→ **REQUEST**
Could you write out the records below exactly as they appear?

Stored entries:
◆ ◆ ◆ ◆ ◆ ◆ ◆

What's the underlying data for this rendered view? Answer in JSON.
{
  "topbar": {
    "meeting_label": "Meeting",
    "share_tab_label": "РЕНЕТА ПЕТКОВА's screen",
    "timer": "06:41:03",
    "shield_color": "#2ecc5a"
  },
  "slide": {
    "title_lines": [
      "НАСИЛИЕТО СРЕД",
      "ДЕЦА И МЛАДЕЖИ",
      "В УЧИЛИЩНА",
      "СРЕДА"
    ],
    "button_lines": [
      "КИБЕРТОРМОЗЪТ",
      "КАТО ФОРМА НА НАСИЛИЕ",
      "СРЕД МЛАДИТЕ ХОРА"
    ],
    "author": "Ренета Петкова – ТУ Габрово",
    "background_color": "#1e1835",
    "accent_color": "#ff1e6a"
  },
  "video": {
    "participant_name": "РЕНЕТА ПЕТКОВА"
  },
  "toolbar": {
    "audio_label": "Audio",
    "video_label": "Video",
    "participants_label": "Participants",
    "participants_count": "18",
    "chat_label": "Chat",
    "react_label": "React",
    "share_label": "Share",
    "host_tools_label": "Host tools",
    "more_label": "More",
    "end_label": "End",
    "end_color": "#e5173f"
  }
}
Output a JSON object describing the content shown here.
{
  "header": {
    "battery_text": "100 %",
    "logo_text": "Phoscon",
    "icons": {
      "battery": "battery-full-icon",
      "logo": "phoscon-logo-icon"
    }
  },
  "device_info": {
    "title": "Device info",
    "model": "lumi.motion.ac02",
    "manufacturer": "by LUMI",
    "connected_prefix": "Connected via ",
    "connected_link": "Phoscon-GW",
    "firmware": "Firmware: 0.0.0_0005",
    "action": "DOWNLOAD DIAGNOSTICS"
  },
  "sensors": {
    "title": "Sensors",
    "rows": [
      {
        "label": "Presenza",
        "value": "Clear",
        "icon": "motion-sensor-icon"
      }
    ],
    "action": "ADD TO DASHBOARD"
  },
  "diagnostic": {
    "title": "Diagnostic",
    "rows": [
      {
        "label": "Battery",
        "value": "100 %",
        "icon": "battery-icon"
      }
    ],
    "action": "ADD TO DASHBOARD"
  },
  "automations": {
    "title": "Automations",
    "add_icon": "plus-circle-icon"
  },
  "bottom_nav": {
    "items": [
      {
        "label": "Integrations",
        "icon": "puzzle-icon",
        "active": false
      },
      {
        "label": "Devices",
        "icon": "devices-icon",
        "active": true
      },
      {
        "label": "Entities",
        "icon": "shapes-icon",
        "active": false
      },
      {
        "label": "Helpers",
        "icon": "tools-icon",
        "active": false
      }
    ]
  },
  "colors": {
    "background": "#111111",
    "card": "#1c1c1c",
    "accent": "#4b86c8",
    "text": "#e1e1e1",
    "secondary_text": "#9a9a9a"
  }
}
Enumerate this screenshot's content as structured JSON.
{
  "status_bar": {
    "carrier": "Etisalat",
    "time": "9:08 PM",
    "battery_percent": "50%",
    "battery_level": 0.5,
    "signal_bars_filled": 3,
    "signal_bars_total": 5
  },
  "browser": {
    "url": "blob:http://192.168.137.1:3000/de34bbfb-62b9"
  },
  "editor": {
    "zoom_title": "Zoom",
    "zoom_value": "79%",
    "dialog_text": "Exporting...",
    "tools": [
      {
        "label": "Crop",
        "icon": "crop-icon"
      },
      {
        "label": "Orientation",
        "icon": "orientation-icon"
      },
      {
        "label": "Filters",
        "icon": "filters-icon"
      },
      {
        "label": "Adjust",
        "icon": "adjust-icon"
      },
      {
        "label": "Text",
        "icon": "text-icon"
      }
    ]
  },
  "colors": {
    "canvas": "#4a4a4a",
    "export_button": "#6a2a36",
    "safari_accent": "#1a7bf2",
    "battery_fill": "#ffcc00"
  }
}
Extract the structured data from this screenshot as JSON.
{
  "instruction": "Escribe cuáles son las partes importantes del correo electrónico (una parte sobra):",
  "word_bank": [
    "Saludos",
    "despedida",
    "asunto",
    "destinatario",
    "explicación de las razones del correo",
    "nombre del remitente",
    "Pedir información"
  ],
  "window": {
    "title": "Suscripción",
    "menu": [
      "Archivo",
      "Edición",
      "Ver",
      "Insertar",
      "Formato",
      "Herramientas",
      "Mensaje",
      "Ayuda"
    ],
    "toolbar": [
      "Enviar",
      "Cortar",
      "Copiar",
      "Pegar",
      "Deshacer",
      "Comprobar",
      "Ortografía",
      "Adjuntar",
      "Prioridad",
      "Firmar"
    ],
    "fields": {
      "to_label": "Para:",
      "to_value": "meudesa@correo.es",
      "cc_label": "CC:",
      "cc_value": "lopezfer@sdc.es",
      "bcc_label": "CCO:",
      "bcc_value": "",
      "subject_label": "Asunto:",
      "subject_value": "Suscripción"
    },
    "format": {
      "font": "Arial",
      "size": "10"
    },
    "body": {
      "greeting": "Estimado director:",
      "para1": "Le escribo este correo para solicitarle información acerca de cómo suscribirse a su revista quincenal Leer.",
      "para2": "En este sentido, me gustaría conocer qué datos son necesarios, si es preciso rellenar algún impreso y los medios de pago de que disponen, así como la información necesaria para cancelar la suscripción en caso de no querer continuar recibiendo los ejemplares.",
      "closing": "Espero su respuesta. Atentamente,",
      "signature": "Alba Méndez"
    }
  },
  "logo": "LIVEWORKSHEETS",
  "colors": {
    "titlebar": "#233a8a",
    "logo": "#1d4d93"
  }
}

◆ ◆ ◆ ◆ ◆ ◆ ◆

→ **EXERCISE OUTPUT**
What's the underlying data for this rendered view? Answer in JSON.
{
  "topbar": {
    "meeting_label": "Meeting",
    "share_tab_label": "РЕНЕТА ПЕТКОВА's screen",
    "timer": "06:41:03",
    "shield_color": "#2ecc5a"
  },
  "slide": {
    "title_lines": [
      "НАСИЛИЕТО СРЕД",
      "ДЕЦА И МЛАДЕЖИ",
      "В УЧИЛИЩНА",
      "СРЕДА"
    ],
    "button_lines": [
      "КИБЕРТОРМОЗЪТ",
      "КАТО ФОРМА НА НАСИЛИЕ",
      "СРЕД МЛАДИТЕ ХОРА"
    ],
    "author": "Ренета Петкова – ТУ Габрово",
    "background_color": "#1e1835",
    "accent_color": "#ff1e6a"
  },
  "video": {
    "participant_name": "РЕНЕТА ПЕТКОВА"
  },
  "toolbar": {
    "audio_label": "Audio",
    "video_label": "Video",
    "participants_label": "Participants",
    "participants_count": "18",
    "chat_label": "Chat",
    "react_label": "React",
    "share_label": "Share",
    "host_tools_label": "Host tools",
    "more_label": "More",
    "end_label": "End",
    "end_color": "#e5173f"
  }
}
Output a JSON object describing the content shown here.
{
  "header": {
    "battery_text": "100 %",
    "logo_text": "Phoscon",
    "icons": {
      "battery": "battery-full-icon",
      "logo": "phoscon-logo-icon"
    }
  },
  "device_info": {
    "title": "Device info",
    "model": "lumi.motion.ac02",
    "manufacturer": "by LUMI",
    "connected_prefix": "Connected via ",
    "connected_link": "Phoscon-GW",
    "firmware": "Firmware: 0.0.0_0005",
    "action": "DOWNLOAD DIAGNOSTICS"
  },
  "sensors": {
    "title": "Sensors",
    "rows": [
      {
        "label": "Presenza",
        "value": "Clear",
        "icon": "motion-sensor-icon"
      }
    ],
    "action": "ADD TO DASHBOARD"
  },
  "diagnostic": {
    "title": "Diagnostic",
    "rows": [
      {
        "label": "Battery",
        "value": "100 %",
        "icon": "battery-icon"
      }
    ],
    "action": "ADD TO DASHBOARD"
  },
  "automations": {
    "title": "Automations",
    "add_icon": "plus-circle-icon"
  },
  "bottom_nav": {
    "items": [
      {
        "label": "Integrations",
        "icon": "puzzle-icon",
        "active": false
      },
      {
        "label": "Devices",
        "icon": "devices-icon",
        "active": true
      },
      {
        "label": "Entities",
        "icon": "shapes-icon",
        "active": false
      },
      {
        "label": "Helpers",
        "icon": "tools-icon",
        "active": false
      }
    ]
  },
  "colors": {
    "background": "#111111",
    "card": "#1c1c1c",
    "accent": "#4b86c8",
    "text": "#e1e1e1",
    "secondary_text": "#9a9a9a"
  }
}
Enumerate this screenshot's content as structured JSON.
{
  "status_bar": {
    "carrier": "Etisalat",
    "time": "9:08 PM",
    "battery_percent": "50%",
    "battery_level": 0.5,
    "signal_bars_filled": 3,
    "signal_bars_total": 5
  },
  "browser": {
    "url": "blob:http://192.168.137.1:3000/de34bbfb-62b9"
  },
  "editor": {
    "zoom_title": "Zoom",
    "zoom_value": "79%",
    "dialog_text": "Exporting...",
    "tools": [
      {
        "label": "Crop",
        "icon": "crop-icon"
      },
      {
        "label": "Orientation",
        "icon": "orientation-icon"
      },
      {
        "label": "Filters",
        "icon": "filters-icon"
      },
      {
        "label": "Adjust",
        "icon": "adjust-icon"
      },
      {
        "label": "Text",
        "icon": "text-icon"
      }
    ]
  },
  "colors": {
    "canvas": "#4a4a4a",
    "export_button": "#6a2a36",
    "safari_accent": "#1a7bf2",
    "battery_fill": "#ffcc00"
  }
}
Extract the structured data from this screenshot as JSON.
{
  "instruction": "Escribe cuáles son las partes importantes del correo electrónico (una parte sobra):",
  "word_bank": [
    "Saludos",
    "despedida",
    "asunto",
    "destinatario",
    "explicación de las razones del correo",
    "nombre del remitente",
    "Pedir información"
  ],
  "window": {
    "title": "Suscripción",
    "menu": [
      "Archivo",
      "Edición",
      "Ver",
      "Insertar",
      "Formato",
      "Herramientas",
      "Mensaje",
      "Ayuda"
    ],
    "toolbar": [
      "Enviar",
      "Cortar",
      "Copiar",
      "Pegar",
      "Deshacer",
      "Comprobar",
      "Ortografía",
      "Adjuntar",
      "Prioridad",
      "Firmar"
    ],
    "fields": {
      "to_label": "Para:",
      "to_value": "meudesa@correo.es",
      "cc_label": "CC:",
      "cc_value": "lopezfer@sdc.es",
      "bcc_label": "CCO:",
      "bcc_value": "",
      "subject_label": "Asunto:",
      "subject_value": "Suscripción"
    },
    "format": {
      "font": "Arial",
      "size": "10"
    },
    "body": {
      "greeting": "Estimado director:",
      "para1": "Le escribo este correo para solicitarle información acerca de cómo suscribirse a su revista quincenal Leer.",
      "para2": "En este sentido, me gustaría conocer qué datos son necesarios, si es preciso rellenar algún impreso y los medios de pago de que disponen, así como la información necesaria para cancelar la suscripción en caso de no querer continuar recibiendo los ejemplares.",
      "closing": "Espero su respuesta. Atentamente,",
      "signature": "Alba Méndez"
    }
  },
  "logo": "LIVEWORKSHEETS",
  "colors": {
    "titlebar": "#233a8a",
    "logo": "#1d4d93"
  }
}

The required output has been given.